◆ Data to process

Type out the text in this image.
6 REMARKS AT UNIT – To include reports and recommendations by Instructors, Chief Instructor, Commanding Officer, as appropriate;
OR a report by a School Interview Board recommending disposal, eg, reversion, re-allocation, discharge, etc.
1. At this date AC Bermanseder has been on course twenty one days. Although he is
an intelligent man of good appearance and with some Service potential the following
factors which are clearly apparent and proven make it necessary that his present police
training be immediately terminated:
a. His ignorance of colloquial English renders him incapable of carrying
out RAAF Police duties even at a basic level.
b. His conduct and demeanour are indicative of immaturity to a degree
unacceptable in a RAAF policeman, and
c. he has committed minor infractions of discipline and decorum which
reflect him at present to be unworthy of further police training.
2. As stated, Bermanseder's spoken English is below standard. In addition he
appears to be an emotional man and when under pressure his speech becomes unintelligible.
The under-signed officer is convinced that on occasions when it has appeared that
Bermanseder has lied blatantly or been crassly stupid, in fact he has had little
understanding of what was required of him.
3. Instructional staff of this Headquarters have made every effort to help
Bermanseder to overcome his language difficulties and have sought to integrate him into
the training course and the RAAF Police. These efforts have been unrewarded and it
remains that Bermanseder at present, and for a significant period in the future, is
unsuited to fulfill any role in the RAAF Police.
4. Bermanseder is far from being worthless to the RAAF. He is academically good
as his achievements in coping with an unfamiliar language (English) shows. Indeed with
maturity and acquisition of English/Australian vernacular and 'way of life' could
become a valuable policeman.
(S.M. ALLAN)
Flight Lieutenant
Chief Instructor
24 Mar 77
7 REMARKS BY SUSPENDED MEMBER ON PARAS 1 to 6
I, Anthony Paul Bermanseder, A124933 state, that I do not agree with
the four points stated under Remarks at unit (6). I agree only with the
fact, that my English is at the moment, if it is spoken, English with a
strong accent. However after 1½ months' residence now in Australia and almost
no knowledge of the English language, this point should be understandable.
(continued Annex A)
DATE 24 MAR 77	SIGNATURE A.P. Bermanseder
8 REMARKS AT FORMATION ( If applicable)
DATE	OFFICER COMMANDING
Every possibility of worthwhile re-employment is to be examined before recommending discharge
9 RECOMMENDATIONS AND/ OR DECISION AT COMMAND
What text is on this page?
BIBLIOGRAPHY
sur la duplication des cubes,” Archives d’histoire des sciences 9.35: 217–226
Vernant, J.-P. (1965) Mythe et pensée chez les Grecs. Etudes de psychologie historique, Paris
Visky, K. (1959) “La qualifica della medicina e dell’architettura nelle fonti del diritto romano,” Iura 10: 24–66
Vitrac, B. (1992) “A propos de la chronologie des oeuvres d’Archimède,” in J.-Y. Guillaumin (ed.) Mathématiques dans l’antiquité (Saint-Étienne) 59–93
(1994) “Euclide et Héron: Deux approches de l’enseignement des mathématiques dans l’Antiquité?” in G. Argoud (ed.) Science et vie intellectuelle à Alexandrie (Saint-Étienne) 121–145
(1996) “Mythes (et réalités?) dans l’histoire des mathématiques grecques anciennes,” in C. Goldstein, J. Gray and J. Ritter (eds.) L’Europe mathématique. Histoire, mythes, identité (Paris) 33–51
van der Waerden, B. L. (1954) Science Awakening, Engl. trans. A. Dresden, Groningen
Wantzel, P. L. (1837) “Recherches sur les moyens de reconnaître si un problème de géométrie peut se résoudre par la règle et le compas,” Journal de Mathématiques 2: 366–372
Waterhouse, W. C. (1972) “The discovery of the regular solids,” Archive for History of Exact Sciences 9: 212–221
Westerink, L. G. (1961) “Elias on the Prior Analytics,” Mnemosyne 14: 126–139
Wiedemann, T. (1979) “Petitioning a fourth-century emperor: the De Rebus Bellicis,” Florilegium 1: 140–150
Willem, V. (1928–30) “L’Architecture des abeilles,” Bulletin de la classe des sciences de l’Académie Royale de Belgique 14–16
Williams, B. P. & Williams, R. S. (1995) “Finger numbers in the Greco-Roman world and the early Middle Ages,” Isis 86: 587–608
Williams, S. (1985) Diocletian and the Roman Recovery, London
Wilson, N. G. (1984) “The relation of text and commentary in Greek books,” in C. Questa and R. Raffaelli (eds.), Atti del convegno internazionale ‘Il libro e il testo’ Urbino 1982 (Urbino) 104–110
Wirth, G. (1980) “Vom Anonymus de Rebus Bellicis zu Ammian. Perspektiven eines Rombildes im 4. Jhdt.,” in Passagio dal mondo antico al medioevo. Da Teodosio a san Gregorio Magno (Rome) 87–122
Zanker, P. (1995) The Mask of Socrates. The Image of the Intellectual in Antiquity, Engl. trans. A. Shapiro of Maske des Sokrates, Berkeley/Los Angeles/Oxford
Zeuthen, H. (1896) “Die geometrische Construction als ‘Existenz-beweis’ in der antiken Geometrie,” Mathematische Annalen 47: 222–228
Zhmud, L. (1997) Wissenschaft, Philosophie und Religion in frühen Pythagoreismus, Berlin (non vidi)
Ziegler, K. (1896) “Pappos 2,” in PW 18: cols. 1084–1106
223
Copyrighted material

◆ Task description
Give the number of lines in the listing above that hold the string "present", with nothing else.

◆ Completed task
3